* **CONSIGNE 1**
Recopiez à l'identique les entrées, depuis la toute première jusqu'à la ligne qui contient "row-number: 16: [8, 432, 30, 453]", celle-ci incluse.

Q.        Quand ce point est-il atteint?

 

R.         Ce point est atteint lorsque la résine devient cassante dans le milieu physique; la température est assez basse pour casser les résines, pour que la souplesse des feuilles ne soit pas rompue et pour que la résine se sépare.

 

Q.        Il dépend donc de la plante?

 

R.         Il dépend aussi de la plante, oui.

 

Q.        C’est une chose dont vous vous chargiez --

 

R.         Je dirais 12 degrés pour du cannabis.

 

Q.        Pour du cannabis?

 

R.         Oui.

 

Q.        Auriez-vous besoin de faire un essai pour savoir quand ce point serait atteint?

 

R.         Selon l’espèce, oui, il faut découvrir le point qui convient. Donc, régulièrement, il faut d’abord atteindre la température de l’eau glacée, atteindre une température encore plus basse, et continuer en ce sens. Le processus est ainsi complet de sorte que ça clôt la discussion. Si on ajoute de la glace dans l’eau, on obtient de l’eau glacée.

 

[…]

 

Q.        Je vais donc vous demander rapidement, uniquement en ce qui concerne la température, le 24 février 1998, avez-vous vraiment prédit que les résines pouvaient être extraites des végétaux à une température quelconque se situant entre 0 et 15 °C, en utilisant le procédé décrit dans le brevet?

 

R.         Celui de l’eau glacée et je ne pense pas que j’atteindrais 15 degrés. Cette température est critique. Cependant, selon la résine, je préférerais être certain et je mettrais la température de l’eau glacée à moins de dix degrés.

 

Q.        Très bien. Donc, vous dites que l’extraction ne fonctionnerait pas à 15 °C?

 

R.         Non, pas avec toutes les sortes de plantes.

 

Q.        Donc, avec quelles plantes l’extraction ne fonctionnerait-elle pas?

 

R.         Je ne pourrais répondre à votre question de façon précise ici.

 

Q.        Pouvez-vous nommer une plante, qui a des résines en surface, sur laquelle votre procédé ne fonctionnerait pas à 15 °C?

 

R.         Je peux prédire qu’il ne fonctionnerait pas sur le cannabis. Je peux aussi prédire qu’il ne fonctionnerait pas sur d’autres résines trichomes et qu’il ne fonctionne pas très bien en général. Il ne fonctionnerait probablement pas 90 p. 100 du temps.

 

Q.        Donc, 90 p. 100 du temps le procédé ne fonctionnerait pas à 15 °C sur la plupart des plantes?

 

R.         C’est ça, il ne fonctionnerait pas.

 

Q.        Vous avez parlé du seuil de 10 °C un peu plus tôt. Si je vous posais toutes les mêmes questions, mais en remplaçant la température par 14 °C, vos réponses seraient-elles les mêmes?

 

R.         Je suppose que oui. Je vous répondrais en mentionnant la différence qui existe entre les espèces végétales, et, oui, ma réponse serait la même.

* **CONSIGNE 2**
Répondez brièvement à ces questions sur l'extrait de témoignage :
(a) Quelle température le témoin donne-t-il pour le cannabis ?
(b) Quelle date figure dans la question sur ce que le témoin a prédit ?
(c) Selon le témoin, dans quelle proportion du temps le procédé ne fonctionnerait-il probablement pas à 15 °C ?

* **DONNÉES**
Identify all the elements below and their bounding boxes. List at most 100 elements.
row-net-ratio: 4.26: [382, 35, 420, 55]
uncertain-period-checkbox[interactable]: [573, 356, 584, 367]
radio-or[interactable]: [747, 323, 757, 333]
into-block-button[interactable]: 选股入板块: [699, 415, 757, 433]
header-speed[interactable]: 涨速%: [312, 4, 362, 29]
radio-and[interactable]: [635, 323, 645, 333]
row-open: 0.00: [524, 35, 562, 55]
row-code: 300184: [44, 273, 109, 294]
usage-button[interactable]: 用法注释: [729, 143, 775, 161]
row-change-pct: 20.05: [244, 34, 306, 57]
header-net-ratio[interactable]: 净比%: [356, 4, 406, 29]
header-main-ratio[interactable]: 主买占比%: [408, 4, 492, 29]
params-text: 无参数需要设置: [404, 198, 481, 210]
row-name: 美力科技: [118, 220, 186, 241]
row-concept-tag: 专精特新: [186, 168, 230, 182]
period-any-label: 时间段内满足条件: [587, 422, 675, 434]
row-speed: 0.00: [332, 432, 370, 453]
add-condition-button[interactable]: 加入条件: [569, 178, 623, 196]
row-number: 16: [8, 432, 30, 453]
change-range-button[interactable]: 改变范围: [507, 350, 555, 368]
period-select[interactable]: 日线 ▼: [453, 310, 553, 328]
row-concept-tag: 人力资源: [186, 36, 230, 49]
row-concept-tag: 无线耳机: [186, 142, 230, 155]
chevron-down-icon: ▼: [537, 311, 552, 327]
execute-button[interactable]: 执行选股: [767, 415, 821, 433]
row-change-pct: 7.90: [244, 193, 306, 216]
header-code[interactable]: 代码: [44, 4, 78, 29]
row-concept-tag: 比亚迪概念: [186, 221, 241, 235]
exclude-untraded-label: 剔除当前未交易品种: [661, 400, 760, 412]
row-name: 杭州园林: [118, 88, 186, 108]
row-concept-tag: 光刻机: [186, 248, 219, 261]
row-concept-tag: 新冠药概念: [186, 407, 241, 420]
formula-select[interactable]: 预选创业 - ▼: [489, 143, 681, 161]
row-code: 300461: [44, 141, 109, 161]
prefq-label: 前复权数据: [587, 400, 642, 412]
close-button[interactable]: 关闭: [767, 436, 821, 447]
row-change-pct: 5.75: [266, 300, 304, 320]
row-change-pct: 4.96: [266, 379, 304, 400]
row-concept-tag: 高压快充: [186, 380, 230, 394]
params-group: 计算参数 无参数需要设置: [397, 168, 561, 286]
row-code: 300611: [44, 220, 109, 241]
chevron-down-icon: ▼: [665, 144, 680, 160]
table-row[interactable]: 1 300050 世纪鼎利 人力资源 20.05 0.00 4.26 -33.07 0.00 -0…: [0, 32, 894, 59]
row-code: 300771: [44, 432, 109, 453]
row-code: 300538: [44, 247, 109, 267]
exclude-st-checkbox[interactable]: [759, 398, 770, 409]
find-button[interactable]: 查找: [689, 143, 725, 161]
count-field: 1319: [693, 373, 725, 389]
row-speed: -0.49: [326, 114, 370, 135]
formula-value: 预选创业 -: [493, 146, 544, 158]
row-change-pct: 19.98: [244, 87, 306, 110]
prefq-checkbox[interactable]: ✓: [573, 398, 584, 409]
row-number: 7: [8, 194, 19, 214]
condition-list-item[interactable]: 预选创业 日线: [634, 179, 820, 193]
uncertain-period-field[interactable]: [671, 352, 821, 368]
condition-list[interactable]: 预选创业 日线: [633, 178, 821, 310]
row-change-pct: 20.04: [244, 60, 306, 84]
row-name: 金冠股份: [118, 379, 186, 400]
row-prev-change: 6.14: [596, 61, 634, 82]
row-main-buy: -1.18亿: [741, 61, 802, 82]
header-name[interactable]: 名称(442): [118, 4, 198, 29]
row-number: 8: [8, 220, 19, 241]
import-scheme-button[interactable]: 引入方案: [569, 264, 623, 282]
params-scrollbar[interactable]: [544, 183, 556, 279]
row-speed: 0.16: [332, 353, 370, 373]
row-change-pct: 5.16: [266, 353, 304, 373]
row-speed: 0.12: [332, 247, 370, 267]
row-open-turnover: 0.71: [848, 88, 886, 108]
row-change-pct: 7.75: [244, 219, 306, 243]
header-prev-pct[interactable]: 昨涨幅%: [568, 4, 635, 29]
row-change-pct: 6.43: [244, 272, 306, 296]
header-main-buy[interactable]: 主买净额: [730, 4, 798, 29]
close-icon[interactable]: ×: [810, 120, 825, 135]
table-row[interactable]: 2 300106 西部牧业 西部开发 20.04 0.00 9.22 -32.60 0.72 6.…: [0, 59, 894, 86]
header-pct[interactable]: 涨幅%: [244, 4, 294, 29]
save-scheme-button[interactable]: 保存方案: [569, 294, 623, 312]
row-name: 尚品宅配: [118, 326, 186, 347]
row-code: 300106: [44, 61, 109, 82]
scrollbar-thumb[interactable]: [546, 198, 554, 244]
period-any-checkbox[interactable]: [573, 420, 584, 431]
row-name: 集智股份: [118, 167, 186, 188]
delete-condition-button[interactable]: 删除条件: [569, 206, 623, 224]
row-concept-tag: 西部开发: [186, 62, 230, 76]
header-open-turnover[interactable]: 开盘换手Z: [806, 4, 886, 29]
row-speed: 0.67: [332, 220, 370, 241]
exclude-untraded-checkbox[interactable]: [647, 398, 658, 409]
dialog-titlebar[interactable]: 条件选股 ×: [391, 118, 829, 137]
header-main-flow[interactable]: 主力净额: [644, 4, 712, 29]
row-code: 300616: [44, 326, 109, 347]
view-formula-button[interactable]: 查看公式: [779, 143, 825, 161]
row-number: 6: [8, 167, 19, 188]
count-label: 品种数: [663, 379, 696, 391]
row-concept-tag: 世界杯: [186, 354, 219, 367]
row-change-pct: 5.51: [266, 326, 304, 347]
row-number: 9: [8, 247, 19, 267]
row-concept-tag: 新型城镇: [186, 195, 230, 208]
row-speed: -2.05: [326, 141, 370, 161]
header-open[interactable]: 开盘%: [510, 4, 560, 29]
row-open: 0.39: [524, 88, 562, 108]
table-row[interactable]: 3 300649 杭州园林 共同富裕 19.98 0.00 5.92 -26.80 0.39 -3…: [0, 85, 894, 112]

* **RÉPONSE 1**
Identify all the elements below and their bounding boxes. List at most 100 elements.
row-net-ratio: 4.26: [382, 35, 420, 55]
uncertain-period-checkbox[interactable]: [573, 356, 584, 367]
radio-or[interactable]: [747, 323, 757, 333]
into-block-button[interactable]: 选股入板块: [699, 415, 757, 433]
header-speed[interactable]: 涨速%: [312, 4, 362, 29]
radio-and[interactable]: [635, 323, 645, 333]
row-open: 0.00: [524, 35, 562, 55]
row-code: 300184: [44, 273, 109, 294]
usage-button[interactable]: 用法注释: [729, 143, 775, 161]
row-change-pct: 20.05: [244, 34, 306, 57]
header-net-ratio[interactable]: 净比%: [356, 4, 406, 29]
header-main-ratio[interactable]: 主买占比%: [408, 4, 492, 29]
params-text: 无参数需要设置: [404, 198, 481, 210]
row-name: 美力科技: [118, 220, 186, 241]
row-concept-tag: 专精特新: [186, 168, 230, 182]
period-any-label: 时间段内满足条件: [587, 422, 675, 434]
row-speed: 0.00: [332, 432, 370, 453]
add-condition-button[interactable]: 加入条件: [569, 178, 623, 196]
row-number: 16: [8, 432, 30, 453]

* **RÉPONSE 2**
(a) 12 degrés.
(b) Le 24 février 1998.
(c) 90 p. 100 du temps.